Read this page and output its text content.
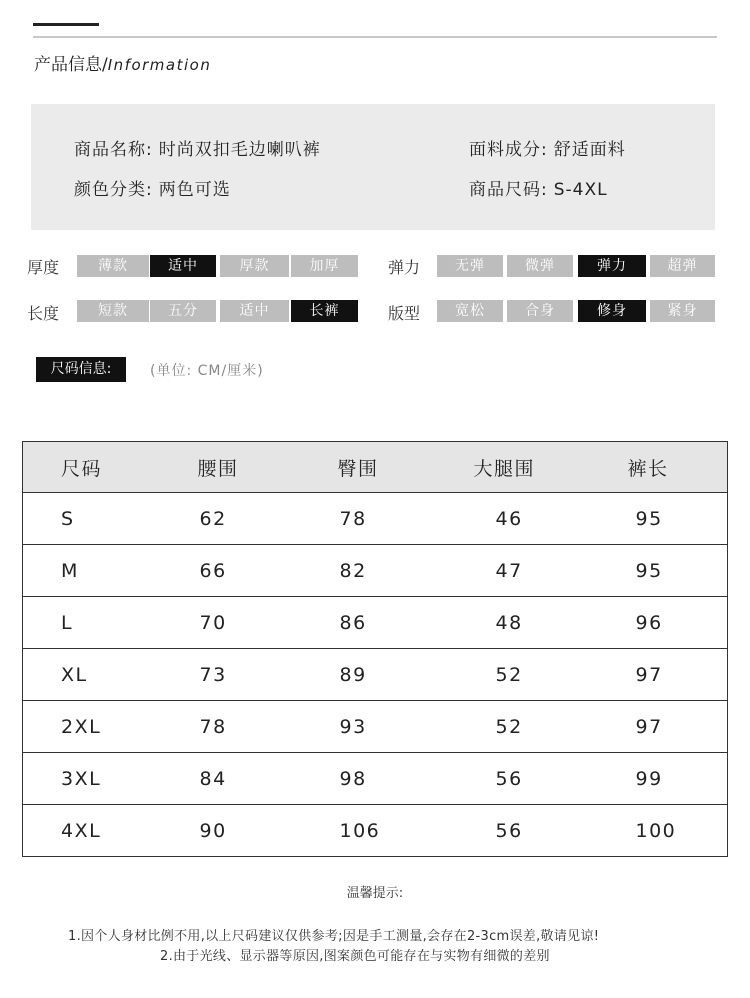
产品信息/Information
商品名称: 时尚双扣毛边喇叭裤	面料成分: 舒适面料
颜色分类: 两色可选	商品尺码: S-4XL
厚度	薄款	适中	厚款	加厚	弹力	无弹	微弹	弹力	超弹
长度	短款	五分	适中	长裤	版型	宽松	合身	修身	紧身
尺码信息:	(单位: CM/厘米)
尺码	腰围	臀围	大腿围	裤长
S	62	78	46	95
M	66	82	47	95
L	70	86	48	96
XL	73	89	52	97
2XL	78	93	52	97
3XL	84	98	56	99
4XL	90	106	56	100
温馨提示:
1.因个人身材比例不用,以上尺码建议仅供参考;因是手工测量,会存在2-3cm误差,敬请见谅!
2.由于光线、显示器等原因,图案颜色可能存在与实物有细微的差别
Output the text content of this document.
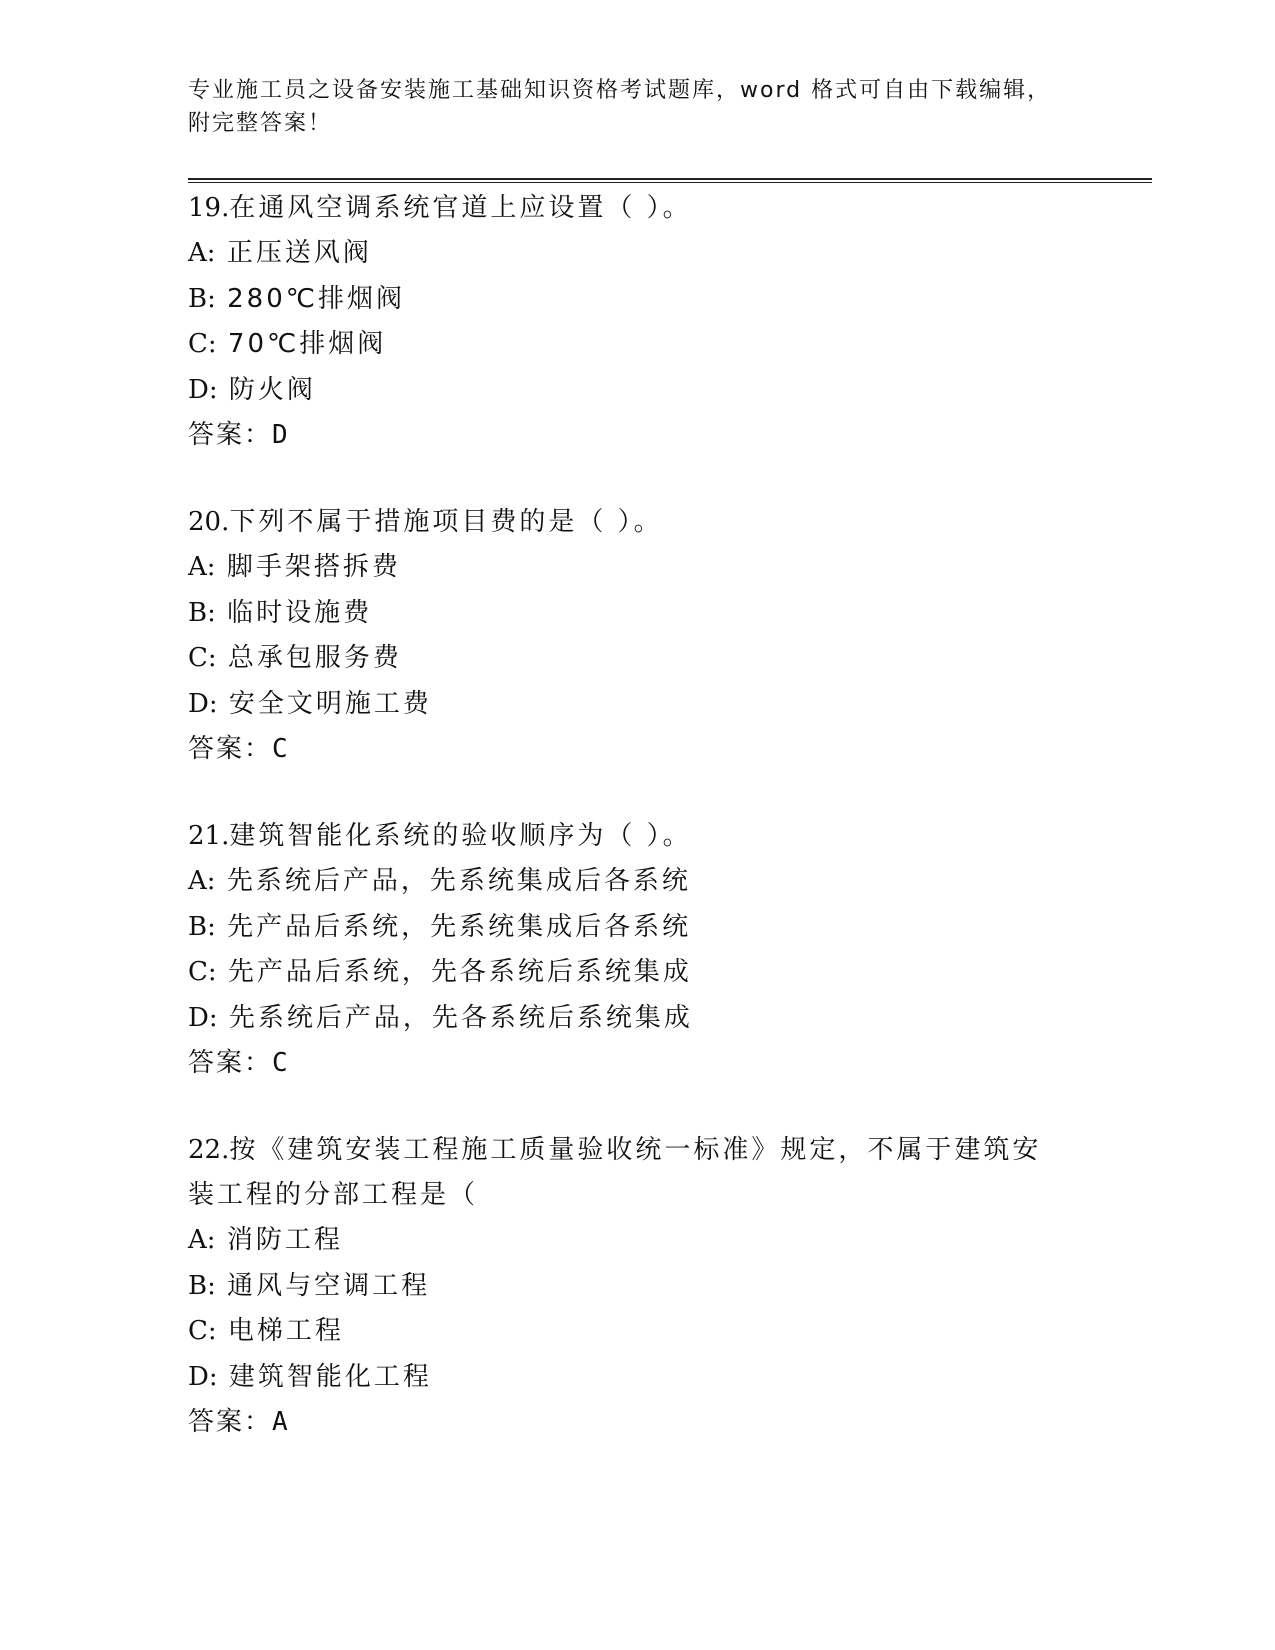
专业施工员之设备安装施工基础知识资格考试题库，word 格式可自由下载编辑，附完整答案！
19.在通风空调系统官道上应设置（ ）。
A: 正压送风阀
B: 280℃排烟阀
C: 70℃排烟阀
D: 防火阀
答案：D
20.下列不属于措施项目费的是（ ）。
A: 脚手架搭拆费
B: 临时设施费
C: 总承包服务费
D: 安全文明施工费
答案：C
21.建筑智能化系统的验收顺序为（ ）。
A: 先系统后产品，先系统集成后各系统
B: 先产品后系统，先系统集成后各系统
C: 先产品后系统，先各系统后系统集成
D: 先系统后产品，先各系统后系统集成
答案：C
22.按《建筑安装工程施工质量验收统一标准》规定，不属于建筑安装工程的分部工程是（
A: 消防工程
B: 通风与空调工程
C: 电梯工程
D: 建筑智能化工程
答案：A
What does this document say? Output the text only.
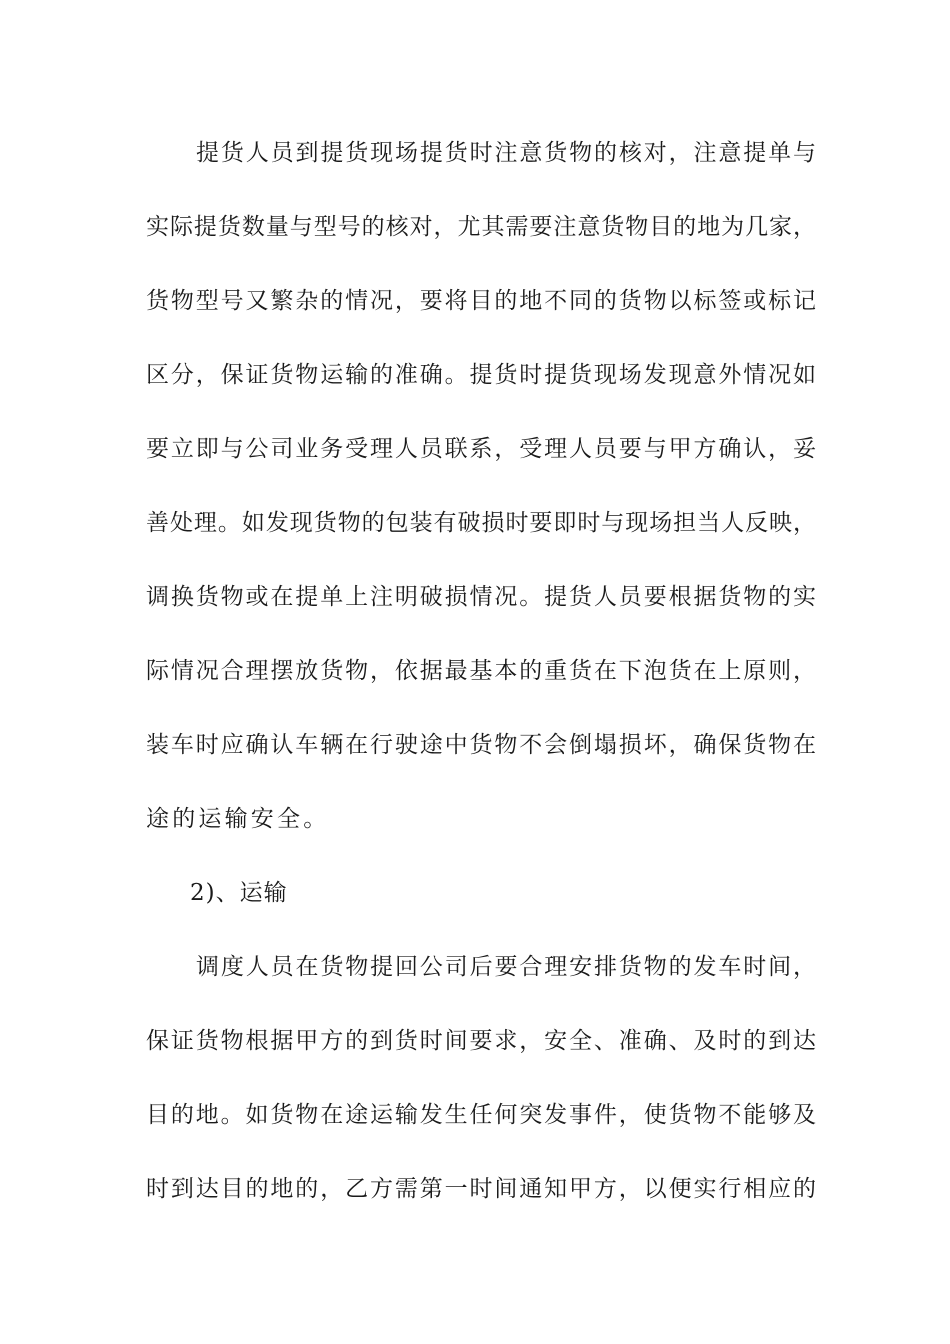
提货人员到提货现场提货时注意货物的核对，注意提单与
实际提货数量与型号的核对，尤其需要注意货物目的地为几家，
货物型号又繁杂的情况，要将目的地不同的货物以标签或标记
区分，保证货物运输的准确。提货时提货现场发现意外情况如
要立即与公司业务受理人员联系，受理人员要与甲方确认，妥
善处理。如发现货物的包装有破损时要即时与现场担当人反映，
调换货物或在提单上注明破损情况。提货人员要根据货物的实
际情况合理摆放货物，依据最基本的重货在下泡货在上原则，
装车时应确认车辆在行驶途中货物不会倒塌损坏，确保货物在
途的运输安全。
2)、运输
调度人员在货物提回公司后要合理安排货物的发车时间，
保证货物根据甲方的到货时间要求，安全、准确、及时的到达
目的地。如货物在途运输发生任何突发事件，使货物不能够及
时到达目的地的，乙方需第一时间通知甲方，以便实行相应的
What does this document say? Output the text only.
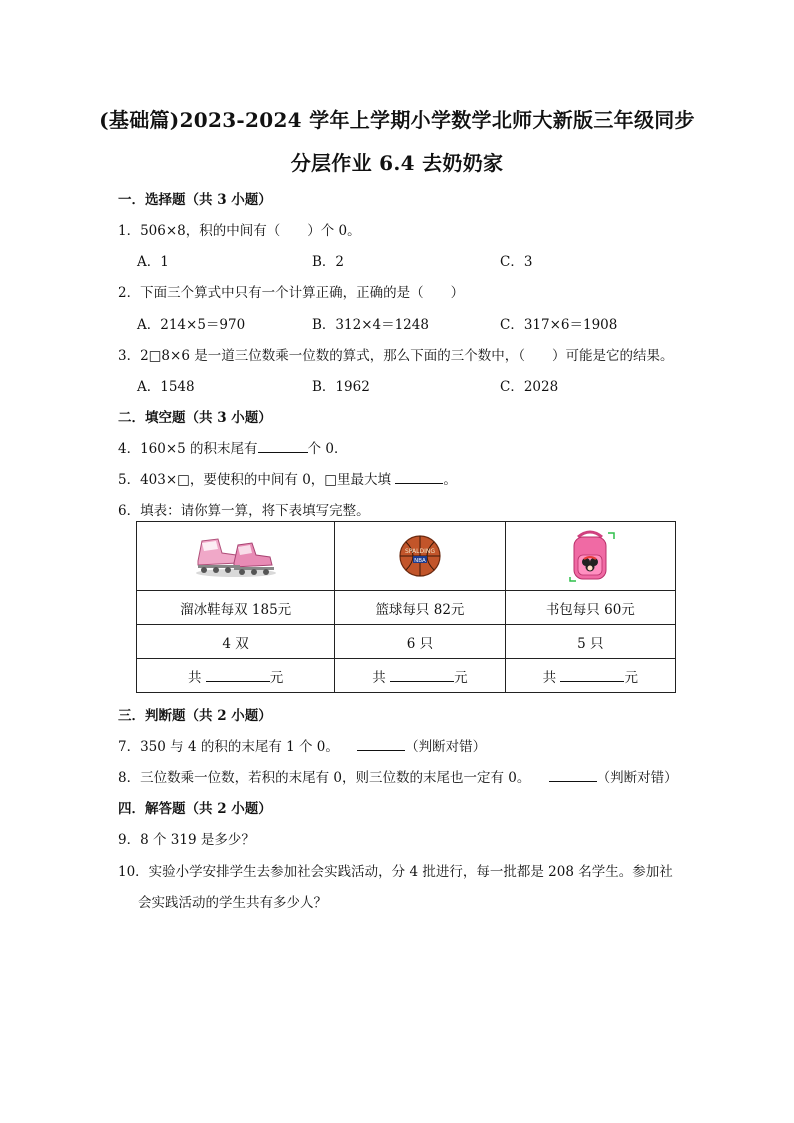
(基础篇)2023-2024 学年上学期小学数学北师大新版三年级同步
分层作业 6.4 去奶奶家
一．选择题（共 3 小题）
1．506×8，积的中间有（　　）个 0。
A．1	B．2	C．3
2．下面三个算式中只有一个计算正确，正确的是（　　）
A．214×5＝970	B．312×4＝1248	C．317×6＝1908
3．2□8×6 是一道三位数乘一位数的算式，那么下面的三个数中，（　　）可能是它的结果。
A．1548	B．1962	C．2028
二．填空题（共 3 小题）
4．160×5 的积末尾有	个 0．
5．403×□，要使积的中间有 0，□里最大填	。
6．填表：请你算一算，将下表填写完整。

SPALDING
NBA

溜冰鞋每双 185元	篮球每只 82元	书包每只 60元
4 双	6 只	5 只
共 元	共 元	共 元
三．判断题（共 2 小题）
7．350 与 4 的积的末尾有 1 个 0。	（判断对错）
8．三位数乘一位数，若积的末尾有 0，则三位数的末尾也一定有 0。	（判断对错）
四．解答题（共 2 小题）
9．8 个 319 是多少？
10．实验小学安排学生去参加社会实践活动，分 4 批进行，每一批都是 208 名学生。参加社
会实践活动的学生共有多少人？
+===+
== Given problem ==
Extract each line holding the string "content".

== Completed task ==
Read this page and output its text content.
Output the text content of this document.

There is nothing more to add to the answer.